Transcribe the material word for word, starting with the line containing "data-label: 28% <box>723 441 745 481</box>" and ending with the line containing "category-label: Možnost využití prádelny", both lines included.

RECORDS FOR THE TASK:
▬▬▬▬▬▬

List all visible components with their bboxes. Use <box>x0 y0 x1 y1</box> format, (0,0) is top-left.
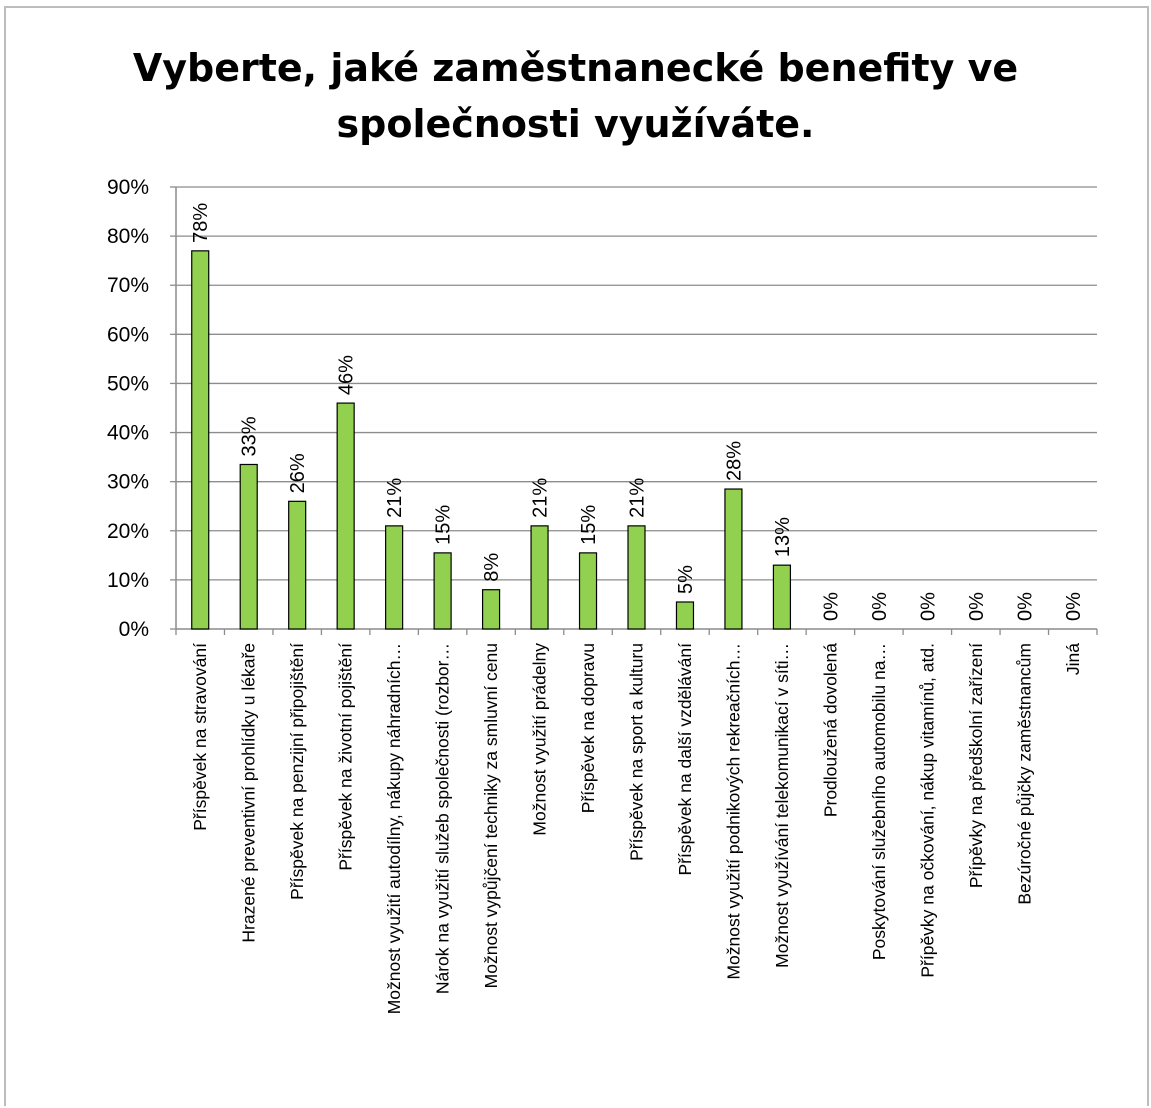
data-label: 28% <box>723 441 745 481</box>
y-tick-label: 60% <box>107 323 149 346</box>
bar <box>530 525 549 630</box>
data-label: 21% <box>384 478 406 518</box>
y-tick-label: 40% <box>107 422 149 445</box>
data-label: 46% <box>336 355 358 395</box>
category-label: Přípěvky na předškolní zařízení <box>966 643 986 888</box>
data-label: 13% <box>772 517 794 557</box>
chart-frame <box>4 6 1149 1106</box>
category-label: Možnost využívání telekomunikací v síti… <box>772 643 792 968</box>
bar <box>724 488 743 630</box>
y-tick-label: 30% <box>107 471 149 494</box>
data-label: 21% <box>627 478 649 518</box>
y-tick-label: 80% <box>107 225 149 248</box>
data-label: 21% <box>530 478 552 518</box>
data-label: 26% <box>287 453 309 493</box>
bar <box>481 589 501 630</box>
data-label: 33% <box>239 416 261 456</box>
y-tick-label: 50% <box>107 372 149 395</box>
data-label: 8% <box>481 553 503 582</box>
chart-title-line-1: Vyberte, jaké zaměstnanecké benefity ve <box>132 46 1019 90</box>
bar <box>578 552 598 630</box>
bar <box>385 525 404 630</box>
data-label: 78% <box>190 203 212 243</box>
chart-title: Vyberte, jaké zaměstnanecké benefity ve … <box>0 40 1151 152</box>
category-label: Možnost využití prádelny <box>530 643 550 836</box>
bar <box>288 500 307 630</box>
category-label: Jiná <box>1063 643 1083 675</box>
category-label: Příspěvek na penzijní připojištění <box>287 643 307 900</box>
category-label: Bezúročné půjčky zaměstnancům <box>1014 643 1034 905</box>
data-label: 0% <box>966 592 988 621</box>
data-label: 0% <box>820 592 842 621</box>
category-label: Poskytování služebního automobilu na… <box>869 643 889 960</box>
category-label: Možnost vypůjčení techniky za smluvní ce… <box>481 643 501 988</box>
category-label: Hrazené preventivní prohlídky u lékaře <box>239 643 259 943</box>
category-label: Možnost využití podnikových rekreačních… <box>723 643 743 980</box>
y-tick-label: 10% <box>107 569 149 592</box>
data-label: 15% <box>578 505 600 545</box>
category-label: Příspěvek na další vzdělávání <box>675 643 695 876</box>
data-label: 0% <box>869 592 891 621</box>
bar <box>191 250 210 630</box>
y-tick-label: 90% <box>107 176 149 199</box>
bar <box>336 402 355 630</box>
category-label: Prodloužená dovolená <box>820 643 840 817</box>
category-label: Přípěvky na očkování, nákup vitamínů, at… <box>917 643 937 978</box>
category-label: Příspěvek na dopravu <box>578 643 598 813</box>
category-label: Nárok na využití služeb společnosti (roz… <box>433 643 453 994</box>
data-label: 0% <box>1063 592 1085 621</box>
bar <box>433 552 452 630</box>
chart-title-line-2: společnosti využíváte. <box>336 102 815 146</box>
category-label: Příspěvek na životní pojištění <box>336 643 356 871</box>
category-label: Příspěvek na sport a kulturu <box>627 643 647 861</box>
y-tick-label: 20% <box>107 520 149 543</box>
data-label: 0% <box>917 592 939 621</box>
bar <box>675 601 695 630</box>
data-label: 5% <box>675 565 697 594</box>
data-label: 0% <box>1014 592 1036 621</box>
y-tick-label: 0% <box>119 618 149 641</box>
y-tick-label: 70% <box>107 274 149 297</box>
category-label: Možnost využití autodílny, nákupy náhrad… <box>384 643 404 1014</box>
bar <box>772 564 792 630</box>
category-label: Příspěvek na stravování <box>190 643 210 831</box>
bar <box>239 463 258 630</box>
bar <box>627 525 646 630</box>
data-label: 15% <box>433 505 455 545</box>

▬▬▬▬▬▬

TASK RESPONSE:
data-label: 28% <box>723 441 745 481</box>
y-tick-label: 60% <box>107 323 149 346</box>
bar <box>530 525 549 630</box>
data-label: 21% <box>384 478 406 518</box>
y-tick-label: 40% <box>107 422 149 445</box>
data-label: 46% <box>336 355 358 395</box>
category-label: Přípěvky na předškolní zařízení <box>966 643 986 888</box>
data-label: 13% <box>772 517 794 557</box>
chart-frame <box>4 6 1149 1106</box>
category-label: Možnost využívání telekomunikací v síti… <box>772 643 792 968</box>
bar <box>724 488 743 630</box>
y-tick-label: 30% <box>107 471 149 494</box>
data-label: 21% <box>627 478 649 518</box>
y-tick-label: 80% <box>107 225 149 248</box>
data-label: 21% <box>530 478 552 518</box>
data-label: 26% <box>287 453 309 493</box>
bar <box>481 589 501 630</box>
data-label: 33% <box>239 416 261 456</box>
y-tick-label: 50% <box>107 372 149 395</box>
data-label: 8% <box>481 553 503 582</box>
chart-title-line-1: Vyberte, jaké zaměstnanecké benefity ve <box>132 46 1019 90</box>
bar <box>578 552 598 630</box>
bar <box>385 525 404 630</box>
data-label: 78% <box>190 203 212 243</box>
chart-title: Vyberte, jaké zaměstnanecké benefity ve … <box>0 40 1151 152</box>
category-label: Možnost využití prádelny <box>530 643 550 836</box>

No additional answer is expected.